Below is a block of records; repeat each one exactly.
___ MATERIALS PROVIDED
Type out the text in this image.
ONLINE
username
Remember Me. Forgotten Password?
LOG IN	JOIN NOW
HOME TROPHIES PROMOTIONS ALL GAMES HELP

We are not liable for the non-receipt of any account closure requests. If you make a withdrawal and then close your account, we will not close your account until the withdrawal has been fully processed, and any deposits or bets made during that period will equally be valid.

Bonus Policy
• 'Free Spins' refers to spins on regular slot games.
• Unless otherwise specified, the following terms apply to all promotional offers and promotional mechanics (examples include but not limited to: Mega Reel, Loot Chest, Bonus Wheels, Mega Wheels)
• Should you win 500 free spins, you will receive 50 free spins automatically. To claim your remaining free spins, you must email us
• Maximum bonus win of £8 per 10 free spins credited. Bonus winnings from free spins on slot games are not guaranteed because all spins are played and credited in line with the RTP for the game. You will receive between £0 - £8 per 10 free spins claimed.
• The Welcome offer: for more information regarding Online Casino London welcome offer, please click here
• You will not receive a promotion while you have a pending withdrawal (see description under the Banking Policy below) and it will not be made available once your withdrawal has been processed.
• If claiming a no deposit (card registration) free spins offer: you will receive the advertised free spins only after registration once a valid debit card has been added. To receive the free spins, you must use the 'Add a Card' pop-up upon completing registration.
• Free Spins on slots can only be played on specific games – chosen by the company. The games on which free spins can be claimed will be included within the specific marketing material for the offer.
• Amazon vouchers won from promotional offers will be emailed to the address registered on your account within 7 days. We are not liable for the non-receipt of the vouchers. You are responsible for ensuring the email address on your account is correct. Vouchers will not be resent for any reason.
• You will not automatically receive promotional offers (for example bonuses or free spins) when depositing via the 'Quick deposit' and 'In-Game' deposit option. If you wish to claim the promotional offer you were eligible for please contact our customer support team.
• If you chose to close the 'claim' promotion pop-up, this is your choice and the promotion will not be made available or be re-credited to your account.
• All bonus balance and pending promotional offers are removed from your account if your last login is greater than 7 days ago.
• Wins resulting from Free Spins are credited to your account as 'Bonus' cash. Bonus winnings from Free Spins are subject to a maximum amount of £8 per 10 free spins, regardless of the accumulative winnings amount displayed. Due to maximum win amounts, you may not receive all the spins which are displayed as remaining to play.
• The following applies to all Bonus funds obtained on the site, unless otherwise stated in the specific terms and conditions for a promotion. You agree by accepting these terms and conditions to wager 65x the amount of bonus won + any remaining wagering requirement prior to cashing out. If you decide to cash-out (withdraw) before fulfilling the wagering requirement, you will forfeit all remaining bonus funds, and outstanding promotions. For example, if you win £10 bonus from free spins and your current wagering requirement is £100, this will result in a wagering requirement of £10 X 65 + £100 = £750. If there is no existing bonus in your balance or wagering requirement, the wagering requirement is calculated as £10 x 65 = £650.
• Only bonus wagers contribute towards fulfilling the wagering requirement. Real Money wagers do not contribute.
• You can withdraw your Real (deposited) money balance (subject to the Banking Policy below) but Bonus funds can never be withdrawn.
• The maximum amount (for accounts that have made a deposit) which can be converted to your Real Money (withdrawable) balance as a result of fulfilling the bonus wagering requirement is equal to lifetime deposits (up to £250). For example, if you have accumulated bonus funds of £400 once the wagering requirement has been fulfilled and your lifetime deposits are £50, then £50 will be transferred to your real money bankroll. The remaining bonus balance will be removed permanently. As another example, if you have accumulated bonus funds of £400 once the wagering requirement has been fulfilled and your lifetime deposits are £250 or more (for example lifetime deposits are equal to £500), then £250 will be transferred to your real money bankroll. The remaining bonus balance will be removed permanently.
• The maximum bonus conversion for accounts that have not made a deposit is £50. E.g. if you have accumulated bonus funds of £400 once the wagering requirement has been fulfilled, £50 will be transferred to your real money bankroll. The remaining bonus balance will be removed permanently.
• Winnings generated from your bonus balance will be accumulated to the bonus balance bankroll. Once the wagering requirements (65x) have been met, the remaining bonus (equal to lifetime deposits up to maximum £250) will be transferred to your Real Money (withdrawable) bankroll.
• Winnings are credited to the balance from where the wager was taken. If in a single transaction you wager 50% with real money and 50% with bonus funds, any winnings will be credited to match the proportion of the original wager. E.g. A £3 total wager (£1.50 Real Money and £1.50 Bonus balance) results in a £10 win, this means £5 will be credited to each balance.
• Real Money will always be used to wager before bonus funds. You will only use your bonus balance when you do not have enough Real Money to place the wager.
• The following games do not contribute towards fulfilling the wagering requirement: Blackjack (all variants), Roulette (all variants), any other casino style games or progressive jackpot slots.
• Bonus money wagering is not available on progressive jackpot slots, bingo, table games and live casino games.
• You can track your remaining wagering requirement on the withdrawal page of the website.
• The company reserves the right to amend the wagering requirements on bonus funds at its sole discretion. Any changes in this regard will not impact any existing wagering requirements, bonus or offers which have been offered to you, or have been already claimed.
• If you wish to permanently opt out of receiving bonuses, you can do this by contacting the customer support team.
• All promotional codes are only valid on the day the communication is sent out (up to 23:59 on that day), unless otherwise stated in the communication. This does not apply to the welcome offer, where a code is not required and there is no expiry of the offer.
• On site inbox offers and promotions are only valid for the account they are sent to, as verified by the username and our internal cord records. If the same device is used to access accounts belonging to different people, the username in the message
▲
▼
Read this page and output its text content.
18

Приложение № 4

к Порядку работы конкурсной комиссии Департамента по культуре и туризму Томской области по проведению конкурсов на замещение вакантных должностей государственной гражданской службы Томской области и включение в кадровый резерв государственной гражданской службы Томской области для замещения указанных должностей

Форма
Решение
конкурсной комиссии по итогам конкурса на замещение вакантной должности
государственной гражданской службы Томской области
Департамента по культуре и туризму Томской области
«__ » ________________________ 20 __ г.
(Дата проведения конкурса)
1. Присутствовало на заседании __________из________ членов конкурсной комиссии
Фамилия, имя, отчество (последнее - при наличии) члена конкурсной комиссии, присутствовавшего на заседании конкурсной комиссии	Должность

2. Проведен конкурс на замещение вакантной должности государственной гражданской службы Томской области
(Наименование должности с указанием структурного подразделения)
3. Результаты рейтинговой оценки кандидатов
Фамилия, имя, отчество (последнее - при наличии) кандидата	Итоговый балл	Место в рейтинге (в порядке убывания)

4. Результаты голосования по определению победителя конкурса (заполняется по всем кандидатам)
______
_REPLY_:
Type out the text in this image.
ONLINE
username
Remember Me. Forgotten Password?
LOG IN	JOIN NOW
HOME TROPHIES PROMOTIONS ALL GAMES HELP

We are not liable for the non-receipt of any account closure requests. If you make a withdrawal and then close your account, we will not close your account until the withdrawal has been fully processed, and any deposits or bets made during that period will equally be valid.

Bonus Policy
• 'Free Spins' refers to spins on regular slot games.
• Unless otherwise specified, the following terms apply to all promotional offers and promotional mechanics (examples include but not limited to: Mega Reel, Loot Chest, Bonus Wheels, Mega Wheels)
• Should you win 500 free spins, you will receive 50 free spins automatically. To claim your remaining free spins, you must email us
• Maximum bonus win of £8 per 10 free spins credited. Bonus winnings from free spins on slot games are not guaranteed because all spins are played and credited in line with the RTP for the game. You will receive between £0 - £8 per 10 free spins claimed.
• The Welcome offer: for more information regarding Online Casino London welcome offer, please click here
• You will not receive a promotion while you have a pending withdrawal (see description under the Banking Policy below) and it will not be made available once your withdrawal has been processed.
• If claiming a no deposit (card registration) free spins offer: you will receive the advertised free spins only after registration once a valid debit card has been added. To receive the free spins, you must use the 'Add a Card' pop-up upon completing registration.
• Free Spins on slots can only be played on specific games – chosen by the company. The games on which free spins can be claimed will be included within the specific marketing material for the offer.
• Amazon vouchers won from promotional offers will be emailed to the address registered on your account within 7 days. We are not liable for the non-receipt of the vouchers. You are responsible for ensuring the email address on your account is correct. Vouchers will not be resent for any reason.
• You will not automatically receive promotional offers (for example bonuses or free spins) when depositing via the 'Quick deposit' and 'In-Game' deposit option. If you wish to claim the promotional offer you were eligible for please contact our customer support team.
• If you chose to close the 'claim' promotion pop-up, this is your choice and the promotion will not be made available or be re-credited to your account.
• All bonus balance and pending promotional offers are removed from your account if your last login is greater than 7 days ago.
• Wins resulting from Free Spins are credited to your account as 'Bonus' cash. Bonus winnings from Free Spins are subject to a maximum amount of £8 per 10 free spins, regardless of the accumulative winnings amount displayed. Due to maximum win amounts, you may not receive all the spins which are displayed as remaining to play.
• The following applies to all Bonus funds obtained on the site, unless otherwise stated in the specific terms and conditions for a promotion. You agree by accepting these terms and conditions to wager 65x the amount of bonus won + any remaining wagering requirement prior to cashing out. If you decide to cash-out (withdraw) before fulfilling the wagering requirement, you will forfeit all remaining bonus funds, and outstanding promotions. For example, if you win £10 bonus from free spins and your current wagering requirement is £100, this will result in a wagering requirement of £10 X 65 + £100 = £750. If there is no existing bonus in your balance or wagering requirement, the wagering requirement is calculated as £10 x 65 = £650.
• Only bonus wagers contribute towards fulfilling the wagering requirement. Real Money wagers do not contribute.
• You can withdraw your Real (deposited) money balance (subject to the Banking Policy below) but Bonus funds can never be withdrawn.
• The maximum amount (for accounts that have made a deposit) which can be converted to your Real Money (withdrawable) balance as a result of fulfilling the bonus wagering requirement is equal to lifetime deposits (up to £250). For example, if you have accumulated bonus funds of £400 once the wagering requirement has been fulfilled and your lifetime deposits are £50, then £50 will be transferred to your real money bankroll. The remaining bonus balance will be removed permanently. As another example, if you have accumulated bonus funds of £400 once the wagering requirement has been fulfilled and your lifetime deposits are £250 or more (for example lifetime deposits are equal to £500), then £250 will be transferred to your real money bankroll. The remaining bonus balance will be removed permanently.
• The maximum bonus conversion for accounts that have not made a deposit is £50. E.g. if you have accumulated bonus funds of £400 once the wagering requirement has been fulfilled, £50 will be transferred to your real money bankroll. The remaining bonus balance will be removed permanently.
• Winnings generated from your bonus balance will be accumulated to the bonus balance bankroll. Once the wagering requirements (65x) have been met, the remaining bonus (equal to lifetime deposits up to maximum £250) will be transferred to your Real Money (withdrawable) bankroll.
• Winnings are credited to the balance from where the wager was taken. If in a single transaction you wager 50% with real money and 50% with bonus funds, any winnings will be credited to match the proportion of the original wager. E.g. A £3 total wager (£1.50 Real Money and £1.50 Bonus balance) results in a £10 win, this means £5 will be credited to each balance.
• Real Money will always be used to wager before bonus funds. You will only use your bonus balance when you do not have enough Real Money to place the wager.
• The following games do not contribute towards fulfilling the wagering requirement: Blackjack (all variants), Roulette (all variants), any other casino style games or progressive jackpot slots.
• Bonus money wagering is not available on progressive jackpot slots, bingo, table games and live casino games.
• You can track your remaining wagering requirement on the withdrawal page of the website.
• The company reserves the right to amend the wagering requirements on bonus funds at its sole discretion. Any changes in this regard will not impact any existing wagering requirements, bonus or offers which have been offered to you, or have been already claimed.
• If you wish to permanently opt out of receiving bonuses, you can do this by contacting the customer support team.
• All promotional codes are only valid on the day the communication is sent out (up to 23:59 on that day), unless otherwise stated in the communication. This does not apply to the welcome offer, where a code is not required and there is no expiry of the offer.
• On site inbox offers and promotions are only valid for the account they are sent to, as verified by the username and our internal cord records. If the same device is used to access accounts belonging to different people, the username in the message
▲
▼
Read this page and output its text content.
18

Приложение № 4

к Порядку работы конкурсной комиссии Департамента по культуре и туризму Томской области по проведению конкурсов на замещение вакантных должностей государственной гражданской службы Томской области и включение в кадровый резерв государственной гражданской службы Томской области для замещения указанных должностей

Форма
Решение
конкурсной комиссии по итогам конкурса на замещение вакантной должности
государственной гражданской службы Томской области
Департамента по культуре и туризму Томской области
«__ » ________________________ 20 __ г.
(Дата проведения конкурса)
1. Присутствовало на заседании __________из________ членов конкурсной комиссии
Фамилия, имя, отчество (последнее - при наличии) члена конкурсной комиссии, присутствовавшего на заседании конкурсной комиссии	Должность

2. Проведен конкурс на замещение вакантной должности государственной гражданской службы Томской области
(Наименование должности с указанием структурного подразделения)
3. Результаты рейтинговой оценки кандидатов
Фамилия, имя, отчество (последнее - при наличии) кандидата	Итоговый балл	Место в рейтинге (в порядке убывания)

4. Результаты голосования по определению победителя конкурса (заполняется по всем кандидатам)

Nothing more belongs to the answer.